Dataset records
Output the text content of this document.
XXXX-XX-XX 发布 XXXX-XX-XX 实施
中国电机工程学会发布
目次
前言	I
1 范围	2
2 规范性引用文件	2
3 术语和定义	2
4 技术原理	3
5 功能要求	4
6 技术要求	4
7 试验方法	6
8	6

# WHAT THE TASK ASKS:
Quote each line of the listing above exactly.

# EXERCISE RESULT:
Output the text content of this document.
XXXX-XX-XX 发布 XXXX-XX-XX 实施
中国电机工程学会发布
目次
前言	I
1 范围	2
2 规范性引用文件	2
3 术语和定义	2
4 技术原理	3
5 功能要求	4
6 技术要求	4
7 试验方法	6
8	6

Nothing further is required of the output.